**THE INPUT:**
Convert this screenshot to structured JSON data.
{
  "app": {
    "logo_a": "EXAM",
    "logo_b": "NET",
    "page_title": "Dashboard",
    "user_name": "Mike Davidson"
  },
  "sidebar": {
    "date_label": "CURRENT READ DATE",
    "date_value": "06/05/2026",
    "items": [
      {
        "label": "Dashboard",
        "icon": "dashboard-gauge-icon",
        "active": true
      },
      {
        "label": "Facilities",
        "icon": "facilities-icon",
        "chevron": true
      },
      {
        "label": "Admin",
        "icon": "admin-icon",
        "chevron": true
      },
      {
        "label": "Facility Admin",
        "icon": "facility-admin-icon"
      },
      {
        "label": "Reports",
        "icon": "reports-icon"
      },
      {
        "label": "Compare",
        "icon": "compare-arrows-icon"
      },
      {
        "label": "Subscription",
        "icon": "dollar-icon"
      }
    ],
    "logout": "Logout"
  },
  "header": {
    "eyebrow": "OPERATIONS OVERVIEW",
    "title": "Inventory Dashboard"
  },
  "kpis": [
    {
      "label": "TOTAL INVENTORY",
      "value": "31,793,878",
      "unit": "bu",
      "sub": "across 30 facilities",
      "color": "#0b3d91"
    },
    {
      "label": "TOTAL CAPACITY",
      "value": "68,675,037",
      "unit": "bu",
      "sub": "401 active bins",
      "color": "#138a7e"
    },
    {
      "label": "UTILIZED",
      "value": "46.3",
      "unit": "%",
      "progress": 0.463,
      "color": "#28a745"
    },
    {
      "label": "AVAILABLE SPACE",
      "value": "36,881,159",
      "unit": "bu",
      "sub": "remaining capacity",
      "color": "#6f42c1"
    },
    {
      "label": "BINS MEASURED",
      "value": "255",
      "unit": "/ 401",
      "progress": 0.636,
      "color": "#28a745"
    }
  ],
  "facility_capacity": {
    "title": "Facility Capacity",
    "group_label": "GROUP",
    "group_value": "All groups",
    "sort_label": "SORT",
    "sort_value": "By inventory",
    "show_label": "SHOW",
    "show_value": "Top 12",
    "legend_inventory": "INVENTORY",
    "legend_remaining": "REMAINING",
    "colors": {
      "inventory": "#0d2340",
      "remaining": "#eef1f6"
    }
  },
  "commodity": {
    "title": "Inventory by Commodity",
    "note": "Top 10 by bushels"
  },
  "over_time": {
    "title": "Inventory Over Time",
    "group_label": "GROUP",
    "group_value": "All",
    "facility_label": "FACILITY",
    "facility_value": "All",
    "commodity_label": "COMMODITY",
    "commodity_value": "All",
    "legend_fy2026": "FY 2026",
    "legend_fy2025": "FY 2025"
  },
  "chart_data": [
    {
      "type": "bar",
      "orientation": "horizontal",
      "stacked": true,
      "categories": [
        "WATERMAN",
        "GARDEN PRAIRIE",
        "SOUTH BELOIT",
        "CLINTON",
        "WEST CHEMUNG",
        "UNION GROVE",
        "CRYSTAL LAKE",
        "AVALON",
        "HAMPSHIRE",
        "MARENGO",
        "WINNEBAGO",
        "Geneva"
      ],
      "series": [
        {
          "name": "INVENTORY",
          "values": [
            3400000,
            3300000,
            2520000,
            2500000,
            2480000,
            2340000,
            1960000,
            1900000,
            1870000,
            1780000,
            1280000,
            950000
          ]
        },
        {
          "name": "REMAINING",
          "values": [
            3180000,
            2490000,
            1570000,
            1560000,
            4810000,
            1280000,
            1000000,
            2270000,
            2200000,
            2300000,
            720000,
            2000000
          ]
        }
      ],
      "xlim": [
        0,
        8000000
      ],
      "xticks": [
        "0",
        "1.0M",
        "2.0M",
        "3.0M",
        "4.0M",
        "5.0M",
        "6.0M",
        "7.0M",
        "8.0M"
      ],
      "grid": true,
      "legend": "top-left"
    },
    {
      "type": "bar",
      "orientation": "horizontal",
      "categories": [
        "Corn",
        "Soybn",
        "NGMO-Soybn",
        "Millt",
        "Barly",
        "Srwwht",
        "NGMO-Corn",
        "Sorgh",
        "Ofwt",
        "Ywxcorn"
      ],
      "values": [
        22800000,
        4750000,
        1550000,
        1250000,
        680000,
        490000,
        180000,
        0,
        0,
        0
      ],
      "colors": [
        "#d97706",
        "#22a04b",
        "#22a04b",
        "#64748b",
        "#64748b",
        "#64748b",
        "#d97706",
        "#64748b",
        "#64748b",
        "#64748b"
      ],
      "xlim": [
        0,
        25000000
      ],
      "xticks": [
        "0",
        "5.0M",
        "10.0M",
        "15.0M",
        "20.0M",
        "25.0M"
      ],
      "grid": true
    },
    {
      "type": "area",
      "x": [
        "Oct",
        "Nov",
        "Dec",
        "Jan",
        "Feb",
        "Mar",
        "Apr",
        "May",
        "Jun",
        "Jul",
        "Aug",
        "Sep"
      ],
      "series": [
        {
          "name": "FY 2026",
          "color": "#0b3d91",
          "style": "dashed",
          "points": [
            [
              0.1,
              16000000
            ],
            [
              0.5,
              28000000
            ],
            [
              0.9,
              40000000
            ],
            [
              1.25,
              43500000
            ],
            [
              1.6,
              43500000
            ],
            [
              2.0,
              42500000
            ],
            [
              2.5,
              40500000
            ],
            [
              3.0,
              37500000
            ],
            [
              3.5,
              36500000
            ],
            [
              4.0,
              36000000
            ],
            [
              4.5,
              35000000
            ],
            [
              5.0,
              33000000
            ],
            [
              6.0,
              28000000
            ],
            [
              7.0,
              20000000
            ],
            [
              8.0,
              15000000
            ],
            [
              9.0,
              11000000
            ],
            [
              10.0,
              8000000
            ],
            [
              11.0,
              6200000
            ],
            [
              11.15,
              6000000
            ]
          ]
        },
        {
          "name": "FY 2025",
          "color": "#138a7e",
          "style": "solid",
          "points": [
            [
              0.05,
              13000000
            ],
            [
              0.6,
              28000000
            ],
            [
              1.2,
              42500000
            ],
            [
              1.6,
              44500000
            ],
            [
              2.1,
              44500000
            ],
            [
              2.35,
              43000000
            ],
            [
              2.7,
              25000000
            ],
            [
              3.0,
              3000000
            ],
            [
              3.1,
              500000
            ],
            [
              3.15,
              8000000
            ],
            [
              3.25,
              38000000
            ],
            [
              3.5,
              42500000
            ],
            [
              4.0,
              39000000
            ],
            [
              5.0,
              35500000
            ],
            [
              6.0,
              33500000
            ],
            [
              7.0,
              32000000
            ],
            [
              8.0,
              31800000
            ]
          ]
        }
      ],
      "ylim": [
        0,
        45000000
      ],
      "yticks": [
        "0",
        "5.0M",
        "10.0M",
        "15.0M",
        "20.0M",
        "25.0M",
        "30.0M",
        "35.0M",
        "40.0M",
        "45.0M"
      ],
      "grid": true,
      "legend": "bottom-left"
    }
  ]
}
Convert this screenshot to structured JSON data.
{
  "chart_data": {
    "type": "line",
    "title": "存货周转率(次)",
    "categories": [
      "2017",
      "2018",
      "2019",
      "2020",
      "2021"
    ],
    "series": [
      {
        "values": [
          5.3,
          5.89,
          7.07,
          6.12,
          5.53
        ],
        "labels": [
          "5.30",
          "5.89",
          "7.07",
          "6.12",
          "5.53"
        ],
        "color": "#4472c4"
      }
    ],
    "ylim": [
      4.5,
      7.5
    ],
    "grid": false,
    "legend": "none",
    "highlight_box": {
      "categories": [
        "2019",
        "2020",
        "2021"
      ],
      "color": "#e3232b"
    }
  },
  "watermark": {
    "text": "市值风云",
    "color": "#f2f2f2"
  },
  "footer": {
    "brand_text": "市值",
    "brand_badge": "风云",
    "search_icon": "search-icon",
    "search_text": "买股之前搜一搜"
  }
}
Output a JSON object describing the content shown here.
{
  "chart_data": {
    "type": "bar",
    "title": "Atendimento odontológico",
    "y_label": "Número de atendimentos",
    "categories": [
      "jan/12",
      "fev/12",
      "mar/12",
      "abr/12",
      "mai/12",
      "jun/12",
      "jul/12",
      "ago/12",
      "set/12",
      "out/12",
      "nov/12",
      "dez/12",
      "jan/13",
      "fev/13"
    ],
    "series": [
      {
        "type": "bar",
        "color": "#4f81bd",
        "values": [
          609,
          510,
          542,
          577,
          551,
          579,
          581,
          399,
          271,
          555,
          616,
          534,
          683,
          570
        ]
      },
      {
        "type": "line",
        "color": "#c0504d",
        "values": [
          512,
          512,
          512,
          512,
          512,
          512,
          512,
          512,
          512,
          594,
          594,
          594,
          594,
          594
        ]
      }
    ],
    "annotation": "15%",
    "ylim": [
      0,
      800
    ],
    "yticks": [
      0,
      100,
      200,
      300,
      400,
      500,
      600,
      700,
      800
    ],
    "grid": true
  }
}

**EXERCISE REQUIREMENTS:** Reproduce exactly the line containing "Output a JSON" and every line after it through the end of the records above, and nothing else.

**RESULT OF THE TASK:**
Output a JSON object describing the content shown here.
{
  "chart_data": {
    "type": "bar",
    "title": "Atendimento odontológico",
    "y_label": "Número de atendimentos",
    "categories": [
      "jan/12",
      "fev/12",
      "mar/12",
      "abr/12",
      "mai/12",
      "jun/12",
      "jul/12",
      "ago/12",
      "set/12",
      "out/12",
      "nov/12",
      "dez/12",
      "jan/13",
      "fev/13"
    ],
    "series": [
      {
        "type": "bar",
        "color": "#4f81bd",
        "values": [
          609,
          510,
          542,
          577,
          551,
          579,
          581,
          399,
          271,
          555,
          616,
          534,
          683,
          570
        ]
      },
      {
        "type": "line",
        "color": "#c0504d",
        "values": [
          512,
          512,
          512,
          512,
          512,
          512,
          512,
          512,
          512,
          594,
          594,
          594,
          594,
          594
        ]
      }
    ],
    "annotation": "15%",
    "ylim": [
      0,
      800
    ],
    "yticks": [
      0,
      100,
      200,
      300,
      400,
      500,
      600,
      700,
      800
    ],
    "grid": true
  }
}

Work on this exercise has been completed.